WRITTEN TASK.
Repeat exactly, and only, the lines from the one holding "Convert this screenshot" through the last line of the records below.

STORED DATA.

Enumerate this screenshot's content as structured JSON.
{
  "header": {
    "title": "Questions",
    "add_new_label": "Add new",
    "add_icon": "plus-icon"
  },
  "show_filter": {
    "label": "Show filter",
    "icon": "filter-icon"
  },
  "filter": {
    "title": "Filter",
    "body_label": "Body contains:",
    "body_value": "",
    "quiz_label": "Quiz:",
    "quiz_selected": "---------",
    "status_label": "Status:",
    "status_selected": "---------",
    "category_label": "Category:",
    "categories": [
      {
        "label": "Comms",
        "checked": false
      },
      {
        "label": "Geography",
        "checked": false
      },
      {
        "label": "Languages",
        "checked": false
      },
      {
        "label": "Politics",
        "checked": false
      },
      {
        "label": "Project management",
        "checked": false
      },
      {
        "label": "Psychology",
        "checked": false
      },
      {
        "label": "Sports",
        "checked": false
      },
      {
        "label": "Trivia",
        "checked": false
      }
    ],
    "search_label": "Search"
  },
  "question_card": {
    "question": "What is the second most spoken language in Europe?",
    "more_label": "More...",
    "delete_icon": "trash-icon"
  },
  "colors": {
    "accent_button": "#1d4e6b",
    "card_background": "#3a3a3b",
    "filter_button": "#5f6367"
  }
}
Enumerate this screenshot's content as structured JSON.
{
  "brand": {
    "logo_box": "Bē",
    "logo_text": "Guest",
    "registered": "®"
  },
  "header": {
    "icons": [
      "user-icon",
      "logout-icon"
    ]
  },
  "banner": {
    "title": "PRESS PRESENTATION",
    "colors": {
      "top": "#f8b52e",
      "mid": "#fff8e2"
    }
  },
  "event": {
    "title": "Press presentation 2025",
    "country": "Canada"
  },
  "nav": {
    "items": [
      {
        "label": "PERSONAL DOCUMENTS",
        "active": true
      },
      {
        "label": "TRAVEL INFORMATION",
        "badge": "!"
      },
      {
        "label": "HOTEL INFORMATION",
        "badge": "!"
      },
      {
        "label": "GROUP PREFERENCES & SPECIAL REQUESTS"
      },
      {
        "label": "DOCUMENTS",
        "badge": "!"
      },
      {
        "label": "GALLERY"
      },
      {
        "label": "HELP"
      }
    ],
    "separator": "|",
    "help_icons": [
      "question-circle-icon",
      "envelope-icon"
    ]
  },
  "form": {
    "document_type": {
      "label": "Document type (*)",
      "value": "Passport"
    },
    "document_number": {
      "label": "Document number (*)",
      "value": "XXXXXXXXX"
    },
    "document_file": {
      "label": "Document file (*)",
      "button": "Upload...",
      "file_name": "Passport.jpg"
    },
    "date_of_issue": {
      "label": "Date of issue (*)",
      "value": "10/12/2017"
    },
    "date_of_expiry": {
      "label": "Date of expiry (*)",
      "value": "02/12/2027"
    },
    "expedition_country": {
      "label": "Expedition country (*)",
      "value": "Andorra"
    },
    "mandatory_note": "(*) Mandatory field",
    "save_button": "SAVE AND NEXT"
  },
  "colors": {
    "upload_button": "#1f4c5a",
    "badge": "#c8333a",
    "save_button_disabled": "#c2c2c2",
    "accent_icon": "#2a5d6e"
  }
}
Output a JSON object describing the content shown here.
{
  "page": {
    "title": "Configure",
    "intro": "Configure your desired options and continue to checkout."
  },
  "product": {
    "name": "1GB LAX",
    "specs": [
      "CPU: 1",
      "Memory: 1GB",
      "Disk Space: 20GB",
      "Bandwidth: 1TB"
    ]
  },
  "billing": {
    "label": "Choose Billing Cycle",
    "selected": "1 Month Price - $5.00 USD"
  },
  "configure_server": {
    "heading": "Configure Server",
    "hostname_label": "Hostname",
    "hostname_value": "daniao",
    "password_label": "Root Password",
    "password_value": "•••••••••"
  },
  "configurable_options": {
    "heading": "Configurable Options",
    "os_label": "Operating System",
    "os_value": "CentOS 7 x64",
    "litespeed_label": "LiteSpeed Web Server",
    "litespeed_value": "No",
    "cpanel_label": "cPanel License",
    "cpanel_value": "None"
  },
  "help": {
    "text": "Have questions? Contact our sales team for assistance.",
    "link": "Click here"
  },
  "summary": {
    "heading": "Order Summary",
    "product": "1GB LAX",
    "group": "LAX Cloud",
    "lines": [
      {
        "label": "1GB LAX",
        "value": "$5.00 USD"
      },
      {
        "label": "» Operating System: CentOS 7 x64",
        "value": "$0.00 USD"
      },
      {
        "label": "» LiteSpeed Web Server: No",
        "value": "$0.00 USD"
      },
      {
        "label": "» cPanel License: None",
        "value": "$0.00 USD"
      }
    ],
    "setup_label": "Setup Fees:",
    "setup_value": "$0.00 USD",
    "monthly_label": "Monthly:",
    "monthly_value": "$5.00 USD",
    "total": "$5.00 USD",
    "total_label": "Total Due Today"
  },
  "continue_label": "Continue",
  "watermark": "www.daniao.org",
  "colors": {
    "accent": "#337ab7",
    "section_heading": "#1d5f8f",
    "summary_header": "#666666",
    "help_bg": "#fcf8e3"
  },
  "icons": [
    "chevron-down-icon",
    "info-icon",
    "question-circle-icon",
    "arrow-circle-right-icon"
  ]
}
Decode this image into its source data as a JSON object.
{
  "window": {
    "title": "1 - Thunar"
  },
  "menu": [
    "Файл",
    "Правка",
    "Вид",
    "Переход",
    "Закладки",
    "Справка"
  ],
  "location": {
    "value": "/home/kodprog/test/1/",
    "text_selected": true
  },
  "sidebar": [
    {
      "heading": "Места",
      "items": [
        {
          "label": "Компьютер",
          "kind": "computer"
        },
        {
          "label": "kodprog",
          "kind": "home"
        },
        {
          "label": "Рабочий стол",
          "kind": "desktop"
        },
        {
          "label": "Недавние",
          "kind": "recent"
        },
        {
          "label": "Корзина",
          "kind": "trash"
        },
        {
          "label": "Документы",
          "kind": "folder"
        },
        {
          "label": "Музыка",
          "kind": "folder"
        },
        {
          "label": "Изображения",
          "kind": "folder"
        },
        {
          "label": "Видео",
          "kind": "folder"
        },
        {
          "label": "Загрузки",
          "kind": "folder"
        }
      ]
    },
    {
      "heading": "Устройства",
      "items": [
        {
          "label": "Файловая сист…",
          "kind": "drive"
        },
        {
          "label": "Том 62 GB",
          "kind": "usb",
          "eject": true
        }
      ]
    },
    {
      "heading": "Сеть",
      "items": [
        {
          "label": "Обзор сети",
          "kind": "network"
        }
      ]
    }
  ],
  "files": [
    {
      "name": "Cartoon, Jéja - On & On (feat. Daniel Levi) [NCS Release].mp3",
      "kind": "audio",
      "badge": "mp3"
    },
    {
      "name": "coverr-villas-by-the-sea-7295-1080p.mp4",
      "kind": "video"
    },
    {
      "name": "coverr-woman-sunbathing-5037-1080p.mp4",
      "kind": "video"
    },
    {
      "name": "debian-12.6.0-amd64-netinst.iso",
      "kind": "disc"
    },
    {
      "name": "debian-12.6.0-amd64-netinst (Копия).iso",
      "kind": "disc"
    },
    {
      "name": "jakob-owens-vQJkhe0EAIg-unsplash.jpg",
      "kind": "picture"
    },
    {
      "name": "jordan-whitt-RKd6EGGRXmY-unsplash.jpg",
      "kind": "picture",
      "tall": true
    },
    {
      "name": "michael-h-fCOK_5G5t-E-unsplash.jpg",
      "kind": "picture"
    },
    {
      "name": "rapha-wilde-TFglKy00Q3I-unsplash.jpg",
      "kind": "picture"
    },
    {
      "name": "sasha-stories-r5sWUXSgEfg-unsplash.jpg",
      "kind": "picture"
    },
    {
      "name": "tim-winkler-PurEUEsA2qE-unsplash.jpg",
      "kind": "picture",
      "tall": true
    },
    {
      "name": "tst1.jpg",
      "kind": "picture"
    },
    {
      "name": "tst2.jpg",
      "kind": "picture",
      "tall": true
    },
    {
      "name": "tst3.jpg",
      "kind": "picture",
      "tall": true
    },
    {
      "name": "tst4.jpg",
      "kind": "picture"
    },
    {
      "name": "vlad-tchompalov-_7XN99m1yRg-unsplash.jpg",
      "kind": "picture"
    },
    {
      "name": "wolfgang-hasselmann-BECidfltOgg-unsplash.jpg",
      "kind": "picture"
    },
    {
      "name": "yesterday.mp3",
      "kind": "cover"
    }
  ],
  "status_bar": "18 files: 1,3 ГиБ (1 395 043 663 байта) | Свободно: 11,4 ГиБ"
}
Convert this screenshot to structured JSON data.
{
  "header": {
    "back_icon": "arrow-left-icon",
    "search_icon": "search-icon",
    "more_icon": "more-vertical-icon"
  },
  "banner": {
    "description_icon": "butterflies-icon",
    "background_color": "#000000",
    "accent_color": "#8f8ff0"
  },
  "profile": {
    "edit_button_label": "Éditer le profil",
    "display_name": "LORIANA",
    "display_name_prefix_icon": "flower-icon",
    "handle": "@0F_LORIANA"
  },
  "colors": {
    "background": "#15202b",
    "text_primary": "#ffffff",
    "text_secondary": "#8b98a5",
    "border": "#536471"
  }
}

FINISHED EXERCISE.
Convert this screenshot to structured JSON data.
{
  "header": {
    "back_icon": "arrow-left-icon",
    "search_icon": "search-icon",
    "more_icon": "more-vertical-icon"
  },
  "banner": {
    "description_icon": "butterflies-icon",
    "background_color": "#000000",
    "accent_color": "#8f8ff0"
  },
  "profile": {
    "edit_button_label": "Éditer le profil",
    "display_name": "LORIANA",
    "display_name_prefix_icon": "flower-icon",
    "handle": "@0F_LORIANA"
  },
  "colors": {
    "background": "#15202b",
    "text_primary": "#ffffff",
    "text_secondary": "#8b98a5",
    "border": "#536471"
  }
}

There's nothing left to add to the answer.